'''

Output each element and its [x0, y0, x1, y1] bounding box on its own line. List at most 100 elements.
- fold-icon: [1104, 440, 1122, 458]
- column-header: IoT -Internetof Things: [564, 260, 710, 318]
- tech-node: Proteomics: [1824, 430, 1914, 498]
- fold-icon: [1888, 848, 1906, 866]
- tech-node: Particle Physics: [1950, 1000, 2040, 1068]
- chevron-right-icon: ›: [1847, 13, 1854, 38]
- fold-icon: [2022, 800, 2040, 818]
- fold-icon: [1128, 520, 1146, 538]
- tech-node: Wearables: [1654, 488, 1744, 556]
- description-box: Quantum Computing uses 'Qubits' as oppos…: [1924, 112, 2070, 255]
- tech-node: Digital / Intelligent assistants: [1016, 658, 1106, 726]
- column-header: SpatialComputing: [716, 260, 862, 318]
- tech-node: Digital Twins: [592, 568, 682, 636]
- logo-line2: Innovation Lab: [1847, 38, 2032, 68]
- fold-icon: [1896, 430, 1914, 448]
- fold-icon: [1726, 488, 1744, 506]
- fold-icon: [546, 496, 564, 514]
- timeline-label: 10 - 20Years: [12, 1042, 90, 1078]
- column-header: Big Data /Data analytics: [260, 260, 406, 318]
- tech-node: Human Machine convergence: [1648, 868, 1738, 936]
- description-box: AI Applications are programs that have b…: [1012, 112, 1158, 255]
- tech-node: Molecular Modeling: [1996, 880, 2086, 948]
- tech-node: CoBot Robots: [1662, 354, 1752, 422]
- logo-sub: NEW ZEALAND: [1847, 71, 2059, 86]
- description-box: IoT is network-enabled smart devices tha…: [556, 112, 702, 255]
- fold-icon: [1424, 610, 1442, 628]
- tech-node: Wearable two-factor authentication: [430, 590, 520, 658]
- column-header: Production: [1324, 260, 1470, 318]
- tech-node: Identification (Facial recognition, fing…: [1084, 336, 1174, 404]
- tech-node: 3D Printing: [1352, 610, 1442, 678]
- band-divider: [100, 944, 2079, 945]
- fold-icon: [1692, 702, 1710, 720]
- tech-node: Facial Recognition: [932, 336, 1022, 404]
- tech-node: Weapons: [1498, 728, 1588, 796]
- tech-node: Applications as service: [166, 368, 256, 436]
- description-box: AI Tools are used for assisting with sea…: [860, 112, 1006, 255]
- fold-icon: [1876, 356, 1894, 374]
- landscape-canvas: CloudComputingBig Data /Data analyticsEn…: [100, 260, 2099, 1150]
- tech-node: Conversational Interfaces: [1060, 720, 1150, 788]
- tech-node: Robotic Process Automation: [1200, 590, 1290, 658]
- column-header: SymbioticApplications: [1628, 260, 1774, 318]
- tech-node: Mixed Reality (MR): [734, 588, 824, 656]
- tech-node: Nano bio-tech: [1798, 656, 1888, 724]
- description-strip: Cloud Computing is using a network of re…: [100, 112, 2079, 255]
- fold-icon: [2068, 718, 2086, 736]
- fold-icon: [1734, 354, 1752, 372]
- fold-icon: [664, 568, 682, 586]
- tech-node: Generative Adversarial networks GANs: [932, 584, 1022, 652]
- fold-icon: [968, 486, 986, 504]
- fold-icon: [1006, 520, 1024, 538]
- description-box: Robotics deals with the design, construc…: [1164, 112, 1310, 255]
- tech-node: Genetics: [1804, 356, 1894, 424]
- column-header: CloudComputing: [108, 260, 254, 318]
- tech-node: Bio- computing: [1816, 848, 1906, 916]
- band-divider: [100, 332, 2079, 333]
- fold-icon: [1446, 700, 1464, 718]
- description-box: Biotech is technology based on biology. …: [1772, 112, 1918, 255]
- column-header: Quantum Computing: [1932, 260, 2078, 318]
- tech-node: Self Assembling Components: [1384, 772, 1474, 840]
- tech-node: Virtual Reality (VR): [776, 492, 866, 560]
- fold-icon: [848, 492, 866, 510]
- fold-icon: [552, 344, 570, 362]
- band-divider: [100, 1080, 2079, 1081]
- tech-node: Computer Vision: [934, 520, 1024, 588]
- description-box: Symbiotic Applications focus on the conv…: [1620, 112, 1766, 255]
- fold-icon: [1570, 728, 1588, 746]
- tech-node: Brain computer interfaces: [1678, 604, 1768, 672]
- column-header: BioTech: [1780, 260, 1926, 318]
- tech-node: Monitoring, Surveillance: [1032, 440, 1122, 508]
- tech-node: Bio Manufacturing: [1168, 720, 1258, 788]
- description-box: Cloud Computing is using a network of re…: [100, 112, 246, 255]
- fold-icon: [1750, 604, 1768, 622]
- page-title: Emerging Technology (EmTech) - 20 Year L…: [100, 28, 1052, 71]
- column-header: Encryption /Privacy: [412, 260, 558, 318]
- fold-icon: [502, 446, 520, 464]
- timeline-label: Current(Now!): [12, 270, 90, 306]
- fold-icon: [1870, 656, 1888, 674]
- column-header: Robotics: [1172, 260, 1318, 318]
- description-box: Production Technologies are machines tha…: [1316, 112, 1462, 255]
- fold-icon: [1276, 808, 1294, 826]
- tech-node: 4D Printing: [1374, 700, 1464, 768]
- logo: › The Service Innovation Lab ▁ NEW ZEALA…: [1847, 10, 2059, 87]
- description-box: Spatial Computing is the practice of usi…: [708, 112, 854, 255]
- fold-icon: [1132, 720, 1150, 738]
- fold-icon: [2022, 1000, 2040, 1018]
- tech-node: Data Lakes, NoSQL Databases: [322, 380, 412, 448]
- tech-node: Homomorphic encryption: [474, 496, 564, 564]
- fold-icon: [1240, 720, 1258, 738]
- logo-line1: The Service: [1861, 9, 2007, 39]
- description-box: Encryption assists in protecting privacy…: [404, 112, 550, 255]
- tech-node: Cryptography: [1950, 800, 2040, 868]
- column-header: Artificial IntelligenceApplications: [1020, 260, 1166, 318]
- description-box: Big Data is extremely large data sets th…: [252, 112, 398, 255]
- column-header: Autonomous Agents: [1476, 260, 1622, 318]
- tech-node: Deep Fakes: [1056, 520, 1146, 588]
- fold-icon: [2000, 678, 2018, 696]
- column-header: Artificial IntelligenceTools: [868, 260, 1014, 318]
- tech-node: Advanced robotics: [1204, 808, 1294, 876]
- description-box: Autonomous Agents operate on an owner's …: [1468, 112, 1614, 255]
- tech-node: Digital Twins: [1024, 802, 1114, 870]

'''
'''

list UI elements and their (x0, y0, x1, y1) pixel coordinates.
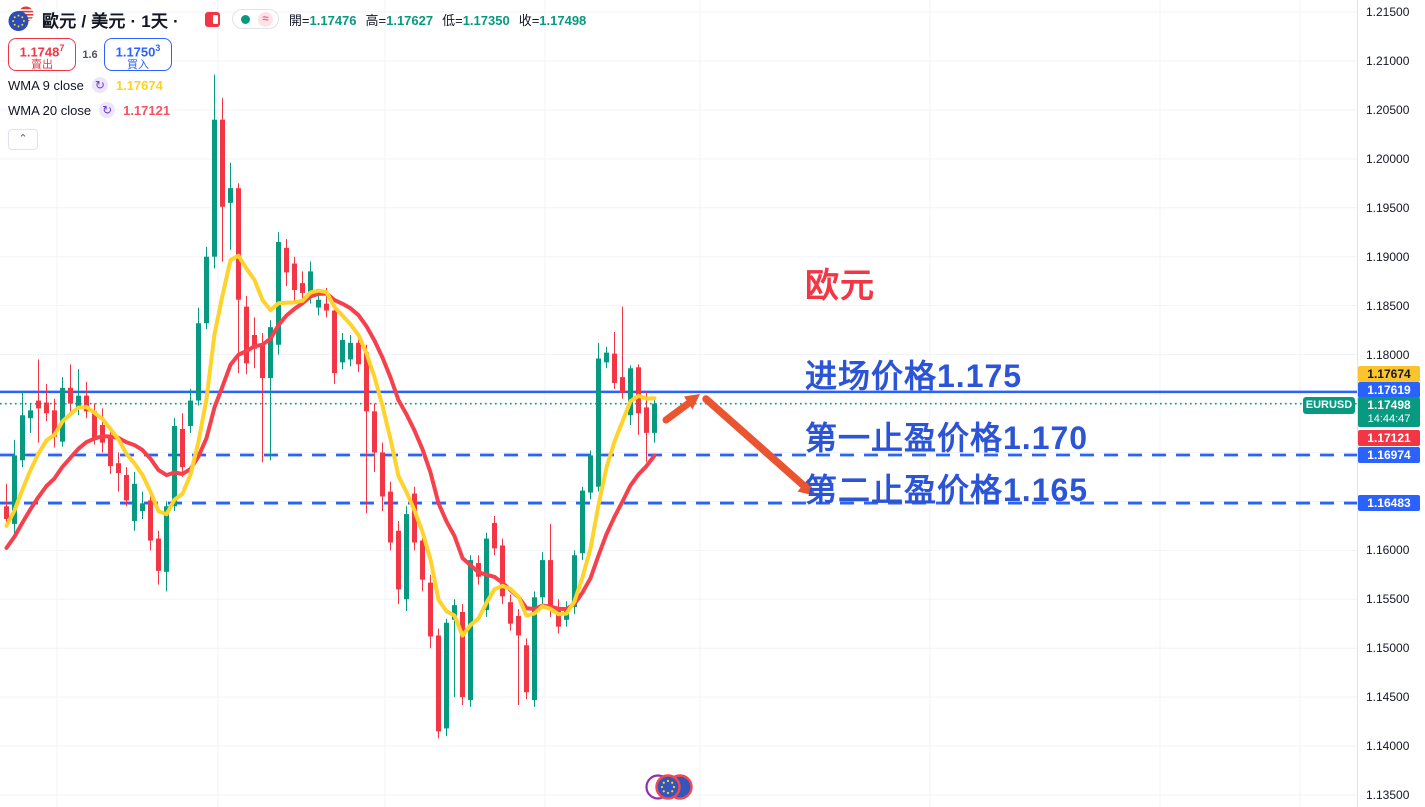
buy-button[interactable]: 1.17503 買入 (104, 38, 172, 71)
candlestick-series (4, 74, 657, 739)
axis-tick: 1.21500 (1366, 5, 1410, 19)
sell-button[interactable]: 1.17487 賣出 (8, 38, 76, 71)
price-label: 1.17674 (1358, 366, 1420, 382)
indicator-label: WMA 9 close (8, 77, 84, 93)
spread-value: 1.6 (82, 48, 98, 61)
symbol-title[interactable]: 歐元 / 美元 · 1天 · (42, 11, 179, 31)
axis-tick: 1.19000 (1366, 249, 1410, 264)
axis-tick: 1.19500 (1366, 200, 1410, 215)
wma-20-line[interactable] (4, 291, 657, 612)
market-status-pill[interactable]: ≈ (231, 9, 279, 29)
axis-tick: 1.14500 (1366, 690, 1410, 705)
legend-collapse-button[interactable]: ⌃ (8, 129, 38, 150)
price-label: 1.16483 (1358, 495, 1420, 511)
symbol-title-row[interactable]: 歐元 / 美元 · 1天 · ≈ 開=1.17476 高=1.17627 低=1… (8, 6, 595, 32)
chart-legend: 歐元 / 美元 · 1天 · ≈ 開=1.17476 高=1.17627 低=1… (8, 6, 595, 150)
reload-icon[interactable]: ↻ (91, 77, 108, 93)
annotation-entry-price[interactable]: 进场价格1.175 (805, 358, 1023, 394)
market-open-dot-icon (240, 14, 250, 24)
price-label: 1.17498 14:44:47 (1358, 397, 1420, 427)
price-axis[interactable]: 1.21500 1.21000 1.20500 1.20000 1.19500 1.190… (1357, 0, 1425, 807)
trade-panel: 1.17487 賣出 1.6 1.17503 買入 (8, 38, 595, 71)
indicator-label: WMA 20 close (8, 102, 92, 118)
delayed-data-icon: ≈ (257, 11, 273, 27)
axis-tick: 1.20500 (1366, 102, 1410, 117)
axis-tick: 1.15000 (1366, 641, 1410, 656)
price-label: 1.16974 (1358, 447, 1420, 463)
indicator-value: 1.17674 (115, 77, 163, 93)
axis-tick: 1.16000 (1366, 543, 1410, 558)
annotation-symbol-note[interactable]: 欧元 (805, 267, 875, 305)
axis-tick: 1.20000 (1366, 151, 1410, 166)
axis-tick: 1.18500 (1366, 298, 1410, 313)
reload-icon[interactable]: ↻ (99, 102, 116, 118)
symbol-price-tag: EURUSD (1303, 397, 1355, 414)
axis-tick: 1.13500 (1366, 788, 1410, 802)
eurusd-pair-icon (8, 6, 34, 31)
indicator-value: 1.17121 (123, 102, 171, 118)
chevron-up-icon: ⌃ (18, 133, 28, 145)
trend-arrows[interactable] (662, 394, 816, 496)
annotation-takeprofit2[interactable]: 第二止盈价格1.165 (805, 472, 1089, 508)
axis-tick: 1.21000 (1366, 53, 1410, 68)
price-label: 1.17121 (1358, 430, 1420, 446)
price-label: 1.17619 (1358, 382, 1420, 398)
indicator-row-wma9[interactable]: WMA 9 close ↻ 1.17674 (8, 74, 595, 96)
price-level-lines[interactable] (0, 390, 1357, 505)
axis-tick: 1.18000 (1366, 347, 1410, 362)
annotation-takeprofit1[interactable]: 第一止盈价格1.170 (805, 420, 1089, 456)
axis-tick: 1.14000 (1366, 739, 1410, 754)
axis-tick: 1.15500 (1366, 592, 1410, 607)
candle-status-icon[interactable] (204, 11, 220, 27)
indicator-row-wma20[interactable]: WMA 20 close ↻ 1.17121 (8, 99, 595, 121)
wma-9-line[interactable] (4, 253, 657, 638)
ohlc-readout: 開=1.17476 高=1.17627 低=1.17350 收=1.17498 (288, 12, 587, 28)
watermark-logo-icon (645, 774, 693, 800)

'''
'''

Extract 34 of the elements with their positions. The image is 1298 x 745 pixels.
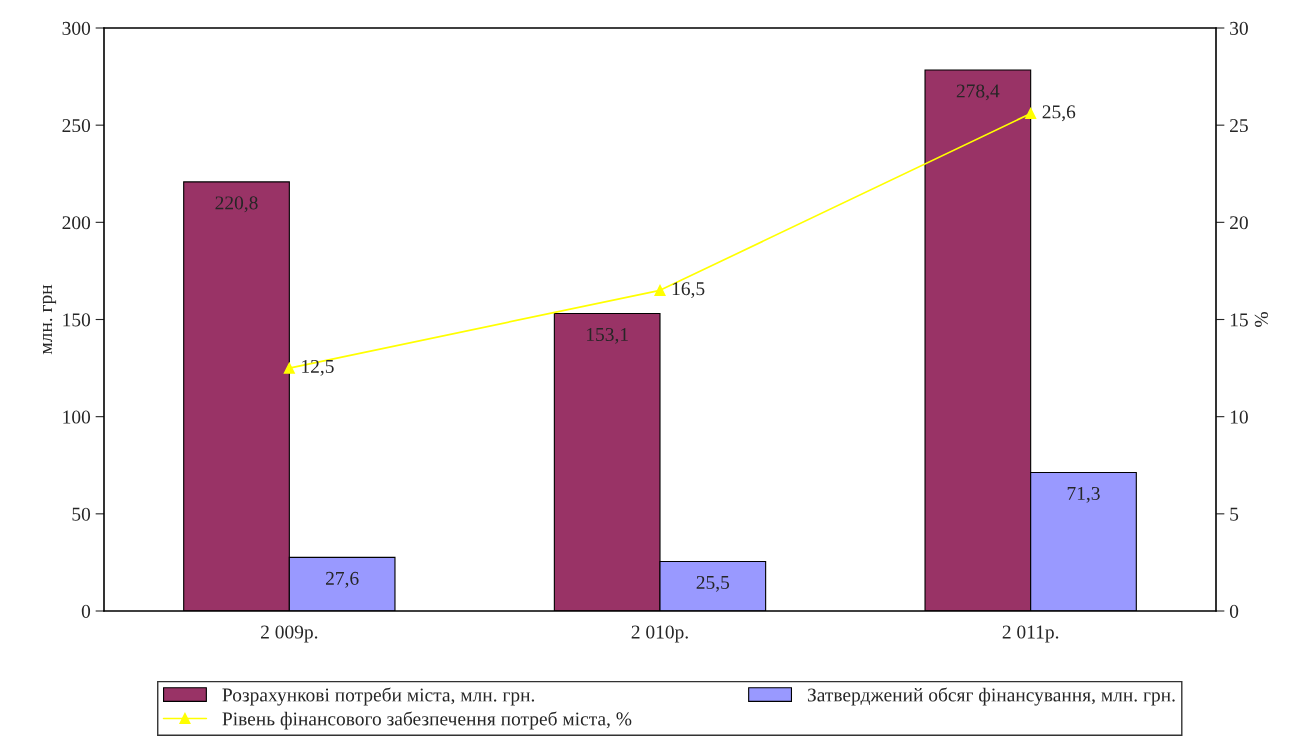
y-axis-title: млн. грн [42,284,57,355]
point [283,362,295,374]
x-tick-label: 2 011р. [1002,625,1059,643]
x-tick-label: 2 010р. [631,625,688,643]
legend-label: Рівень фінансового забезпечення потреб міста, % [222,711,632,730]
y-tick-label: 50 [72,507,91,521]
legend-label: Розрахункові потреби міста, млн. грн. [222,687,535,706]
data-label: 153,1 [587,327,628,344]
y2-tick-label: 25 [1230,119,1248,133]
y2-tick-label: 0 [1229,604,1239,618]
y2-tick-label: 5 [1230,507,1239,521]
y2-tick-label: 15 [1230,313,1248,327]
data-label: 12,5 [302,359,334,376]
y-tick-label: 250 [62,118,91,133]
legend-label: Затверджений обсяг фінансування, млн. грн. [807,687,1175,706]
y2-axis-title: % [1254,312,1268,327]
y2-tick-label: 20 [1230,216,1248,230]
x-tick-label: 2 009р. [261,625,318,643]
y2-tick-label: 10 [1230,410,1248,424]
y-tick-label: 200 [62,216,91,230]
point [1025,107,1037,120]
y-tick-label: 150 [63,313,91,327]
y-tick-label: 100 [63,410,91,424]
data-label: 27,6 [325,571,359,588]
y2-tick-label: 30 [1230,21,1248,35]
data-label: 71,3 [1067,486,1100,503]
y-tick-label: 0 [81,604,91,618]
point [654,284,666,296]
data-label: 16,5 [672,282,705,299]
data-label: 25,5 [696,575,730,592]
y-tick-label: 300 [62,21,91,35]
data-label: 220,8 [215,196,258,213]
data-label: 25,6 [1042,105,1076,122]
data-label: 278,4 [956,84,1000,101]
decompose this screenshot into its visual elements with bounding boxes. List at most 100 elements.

'''

Retype everything above from the line containing "Output each element" down to the line containing "- tech-node: Human", both included, without changing a character.

Output each element and its [x0, y0, x1, y1] bounding box on its own line. List at most 100 elements.
- fold-icon: [1104, 440, 1122, 458]
- column-header: IoT -Internetof Things: [564, 260, 710, 318]
- tech-node: Proteomics: [1824, 430, 1914, 498]
- fold-icon: [1888, 848, 1906, 866]
- tech-node: Particle Physics: [1950, 1000, 2040, 1068]
- chevron-right-icon: ›: [1847, 13, 1854, 38]
- fold-icon: [2022, 800, 2040, 818]
- fold-icon: [1128, 520, 1146, 538]
- tech-node: Wearables: [1654, 488, 1744, 556]
- description-box: Quantum Computing uses 'Qubits' as oppos…: [1924, 112, 2070, 255]
- tech-node: Digital / Intelligent assistants: [1016, 658, 1106, 726]
- column-header: SpatialComputing: [716, 260, 862, 318]
- tech-node: Digital Twins: [592, 568, 682, 636]
- logo-line2: Innovation Lab: [1847, 38, 2032, 68]
- fold-icon: [1896, 430, 1914, 448]
- fold-icon: [1726, 488, 1744, 506]
- fold-icon: [546, 496, 564, 514]
- timeline-label: 10 - 20Years: [12, 1042, 90, 1078]
- column-header: Big Data /Data analytics: [260, 260, 406, 318]
- tech-node: Human Machine convergence: [1648, 868, 1738, 936]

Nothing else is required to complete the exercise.